## TASK TO CARRY OUT
Print the listing below in its entirety, character for character.

## STORED DATA
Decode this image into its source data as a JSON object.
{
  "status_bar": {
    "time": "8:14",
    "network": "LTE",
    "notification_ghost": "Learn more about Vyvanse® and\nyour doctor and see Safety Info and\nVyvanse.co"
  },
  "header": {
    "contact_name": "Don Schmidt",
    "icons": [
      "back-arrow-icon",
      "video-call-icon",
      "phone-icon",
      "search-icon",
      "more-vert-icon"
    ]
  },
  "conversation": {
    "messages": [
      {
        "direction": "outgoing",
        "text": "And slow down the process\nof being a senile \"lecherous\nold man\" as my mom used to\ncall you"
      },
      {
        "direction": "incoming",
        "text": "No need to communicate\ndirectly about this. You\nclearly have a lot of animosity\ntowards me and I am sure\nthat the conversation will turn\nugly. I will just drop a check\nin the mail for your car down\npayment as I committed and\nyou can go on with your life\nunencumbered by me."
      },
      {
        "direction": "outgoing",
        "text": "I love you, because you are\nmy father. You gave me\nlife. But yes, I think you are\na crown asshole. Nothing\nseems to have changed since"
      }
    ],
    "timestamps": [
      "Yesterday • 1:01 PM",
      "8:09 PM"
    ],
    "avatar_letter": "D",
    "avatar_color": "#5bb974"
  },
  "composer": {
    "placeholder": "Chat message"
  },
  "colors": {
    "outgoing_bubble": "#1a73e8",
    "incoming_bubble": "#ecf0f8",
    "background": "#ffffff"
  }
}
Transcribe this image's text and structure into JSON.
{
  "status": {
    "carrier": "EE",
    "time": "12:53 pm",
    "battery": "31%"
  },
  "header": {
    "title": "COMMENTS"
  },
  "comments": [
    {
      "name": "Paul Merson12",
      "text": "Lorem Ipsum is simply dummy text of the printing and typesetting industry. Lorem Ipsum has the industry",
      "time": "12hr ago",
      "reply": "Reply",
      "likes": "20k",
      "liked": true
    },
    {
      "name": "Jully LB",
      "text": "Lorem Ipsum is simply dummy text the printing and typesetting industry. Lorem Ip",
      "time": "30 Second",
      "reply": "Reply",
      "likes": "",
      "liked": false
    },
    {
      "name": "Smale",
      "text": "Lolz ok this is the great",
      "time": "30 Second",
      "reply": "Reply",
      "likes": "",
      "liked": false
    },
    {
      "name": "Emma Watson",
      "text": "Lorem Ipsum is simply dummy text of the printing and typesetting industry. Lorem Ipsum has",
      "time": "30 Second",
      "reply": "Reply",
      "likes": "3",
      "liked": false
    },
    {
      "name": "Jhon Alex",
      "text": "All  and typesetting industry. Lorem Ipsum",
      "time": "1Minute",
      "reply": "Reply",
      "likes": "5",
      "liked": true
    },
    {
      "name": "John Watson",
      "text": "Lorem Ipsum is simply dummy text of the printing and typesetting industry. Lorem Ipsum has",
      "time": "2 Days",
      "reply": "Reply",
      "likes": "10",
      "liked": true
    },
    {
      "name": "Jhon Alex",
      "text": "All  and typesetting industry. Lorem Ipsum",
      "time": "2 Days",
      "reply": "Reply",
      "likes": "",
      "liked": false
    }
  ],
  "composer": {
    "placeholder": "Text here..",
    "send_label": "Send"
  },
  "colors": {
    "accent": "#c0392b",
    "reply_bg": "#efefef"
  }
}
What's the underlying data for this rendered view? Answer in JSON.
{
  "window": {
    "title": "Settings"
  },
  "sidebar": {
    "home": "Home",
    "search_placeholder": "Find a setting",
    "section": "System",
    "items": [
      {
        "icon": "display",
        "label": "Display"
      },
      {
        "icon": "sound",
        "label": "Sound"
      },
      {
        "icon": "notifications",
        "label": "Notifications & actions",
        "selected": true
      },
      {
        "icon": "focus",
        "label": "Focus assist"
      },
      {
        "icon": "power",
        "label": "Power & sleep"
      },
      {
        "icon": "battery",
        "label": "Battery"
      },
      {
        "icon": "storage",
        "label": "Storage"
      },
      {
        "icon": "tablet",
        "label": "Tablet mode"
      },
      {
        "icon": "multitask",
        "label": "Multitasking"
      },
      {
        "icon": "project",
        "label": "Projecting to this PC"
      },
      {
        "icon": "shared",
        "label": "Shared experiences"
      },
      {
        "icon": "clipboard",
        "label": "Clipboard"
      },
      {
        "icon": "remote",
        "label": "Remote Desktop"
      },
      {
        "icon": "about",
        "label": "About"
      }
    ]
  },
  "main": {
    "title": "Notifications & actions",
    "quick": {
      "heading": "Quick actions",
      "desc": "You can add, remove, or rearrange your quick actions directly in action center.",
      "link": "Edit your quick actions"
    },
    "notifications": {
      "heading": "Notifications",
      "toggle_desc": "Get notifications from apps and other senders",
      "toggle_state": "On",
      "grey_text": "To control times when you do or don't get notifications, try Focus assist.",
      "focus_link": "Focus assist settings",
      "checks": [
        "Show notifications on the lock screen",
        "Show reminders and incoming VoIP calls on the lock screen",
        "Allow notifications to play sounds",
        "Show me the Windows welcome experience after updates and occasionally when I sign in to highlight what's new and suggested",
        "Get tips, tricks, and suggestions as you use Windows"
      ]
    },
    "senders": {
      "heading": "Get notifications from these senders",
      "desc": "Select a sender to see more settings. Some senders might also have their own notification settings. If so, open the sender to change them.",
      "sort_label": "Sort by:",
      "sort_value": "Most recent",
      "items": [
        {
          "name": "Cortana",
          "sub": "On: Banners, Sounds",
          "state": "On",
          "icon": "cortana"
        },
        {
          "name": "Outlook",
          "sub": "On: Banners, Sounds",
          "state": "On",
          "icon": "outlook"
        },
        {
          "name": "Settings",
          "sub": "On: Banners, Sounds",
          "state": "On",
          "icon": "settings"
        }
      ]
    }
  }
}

## TASK RESPONSE
Decode this image into its source data as a JSON object.
{
  "status_bar": {
    "time": "8:14",
    "network": "LTE",
    "notification_ghost": "Learn more about Vyvanse® and\nyour doctor and see Safety Info and\nVyvanse.co"
  },
  "header": {
    "contact_name": "Don Schmidt",
    "icons": [
      "back-arrow-icon",
      "video-call-icon",
      "phone-icon",
      "search-icon",
      "more-vert-icon"
    ]
  },
  "conversation": {
    "messages": [
      {
        "direction": "outgoing",
        "text": "And slow down the process\nof being a senile \"lecherous\nold man\" as my mom used to\ncall you"
      },
      {
        "direction": "incoming",
        "text": "No need to communicate\ndirectly about this. You\nclearly have a lot of animosity\ntowards me and I am sure\nthat the conversation will turn\nugly. I will just drop a check\nin the mail for your car down\npayment as I committed and\nyou can go on with your life\nunencumbered by me."
      },
      {
        "direction": "outgoing",
        "text": "I love you, because you are\nmy father. You gave me\nlife. But yes, I think you are\na crown asshole. Nothing\nseems to have changed since"
      }
    ],
    "timestamps": [
      "Yesterday • 1:01 PM",
      "8:09 PM"
    ],
    "avatar_letter": "D",
    "avatar_color": "#5bb974"
  },
  "composer": {
    "placeholder": "Chat message"
  },
  "colors": {
    "outgoing_bubble": "#1a73e8",
    "incoming_bubble": "#ecf0f8",
    "background": "#ffffff"
  }
}
Transcribe this image's text and structure into JSON.
{
  "status": {
    "carrier": "EE",
    "time": "12:53 pm",
    "battery": "31%"
  },
  "header": {
    "title": "COMMENTS"
  },
  "comments": [
    {
      "name": "Paul Merson12",
      "text": "Lorem Ipsum is simply dummy text of the printing and typesetting industry. Lorem Ipsum has the industry",
      "time": "12hr ago",
      "reply": "Reply",
      "likes": "20k",
      "liked": true
    },
    {
      "name": "Jully LB",
      "text": "Lorem Ipsum is simply dummy text the printing and typesetting industry. Lorem Ip",
      "time": "30 Second",
      "reply": "Reply",
      "likes": "",
      "liked": false
    },
    {
      "name": "Smale",
      "text": "Lolz ok this is the great",
      "time": "30 Second",
      "reply": "Reply",
      "likes": "",
      "liked": false
    },
    {
      "name": "Emma Watson",
      "text": "Lorem Ipsum is simply dummy text of the printing and typesetting industry. Lorem Ipsum has",
      "time": "30 Second",
      "reply": "Reply",
      "likes": "3",
      "liked": false
    },
    {
      "name": "Jhon Alex",
      "text": "All  and typesetting industry. Lorem Ipsum",
      "time": "1Minute",
      "reply": "Reply",
      "likes": "5",
      "liked": true
    },
    {
      "name": "John Watson",
      "text": "Lorem Ipsum is simply dummy text of the printing and typesetting industry. Lorem Ipsum has",
      "time": "2 Days",
      "reply": "Reply",
      "likes": "10",
      "liked": true
    },
    {
      "name": "Jhon Alex",
      "text": "All  and typesetting industry. Lorem Ipsum",
      "time": "2 Days",
      "reply": "Reply",
      "likes": "",
      "liked": false
    }
  ],
  "composer": {
    "placeholder": "Text here..",
    "send_label": "Send"
  },
  "colors": {
    "accent": "#c0392b",
    "reply_bg": "#efefef"
  }
}
What's the underlying data for this rendered view? Answer in JSON.
{
  "window": {
    "title": "Settings"
  },
  "sidebar": {
    "home": "Home",
    "search_placeholder": "Find a setting",
    "section": "System",
    "items": [
      {
        "icon": "display",
        "label": "Display"
      },
      {
        "icon": "sound",
        "label": "Sound"
      },
      {
        "icon": "notifications",
        "label": "Notifications & actions",
        "selected": true
      },
      {
        "icon": "focus",
        "label": "Focus assist"
      },
      {
        "icon": "power",
        "label": "Power & sleep"
      },
      {
        "icon": "battery",
        "label": "Battery"
      },
      {
        "icon": "storage",
        "label": "Storage"
      },
      {
        "icon": "tablet",
        "label": "Tablet mode"
      },
      {
        "icon": "multitask",
        "label": "Multitasking"
      },
      {
        "icon": "project",
        "label": "Projecting to this PC"
      },
      {
        "icon": "shared",
        "label": "Shared experiences"
      },
      {
        "icon": "clipboard",
        "label": "Clipboard"
      },
      {
        "icon": "remote",
        "label": "Remote Desktop"
      },
      {
        "icon": "about",
        "label": "About"
      }
    ]
  },
  "main": {
    "title": "Notifications & actions",
    "quick": {
      "heading": "Quick actions",
      "desc": "You can add, remove, or rearrange your quick actions directly in action center.",
      "link": "Edit your quick actions"
    },
    "notifications": {
      "heading": "Notifications",
      "toggle_desc": "Get notifications from apps and other senders",
      "toggle_state": "On",
      "grey_text": "To control times when you do or don't get notifications, try Focus assist.",
      "focus_link": "Focus assist settings",
      "checks": [
        "Show notifications on the lock screen",
        "Show reminders and incoming VoIP calls on the lock screen",
        "Allow notifications to play sounds",
        "Show me the Windows welcome experience after updates and occasionally when I sign in to highlight what's new and suggested",
        "Get tips, tricks, and suggestions as you use Windows"
      ]
    },
    "senders": {
      "heading": "Get notifications from these senders",
      "desc": "Select a sender to see more settings. Some senders might also have their own notification settings. If so, open the sender to change them.",
      "sort_label": "Sort by:",
      "sort_value": "Most recent",
      "items": [
        {
          "name": "Cortana",
          "sub": "On: Banners, Sounds",
          "state": "On",
          "icon": "cortana"
        },
        {
          "name": "Outlook",
          "sub": "On: Banners, Sounds",
          "state": "On",
          "icon": "outlook"
        },
        {
          "name": "Settings",
          "sub": "On: Banners, Sounds",
          "state": "On",
          "icon": "settings"
        }
      ]
    }
  }
}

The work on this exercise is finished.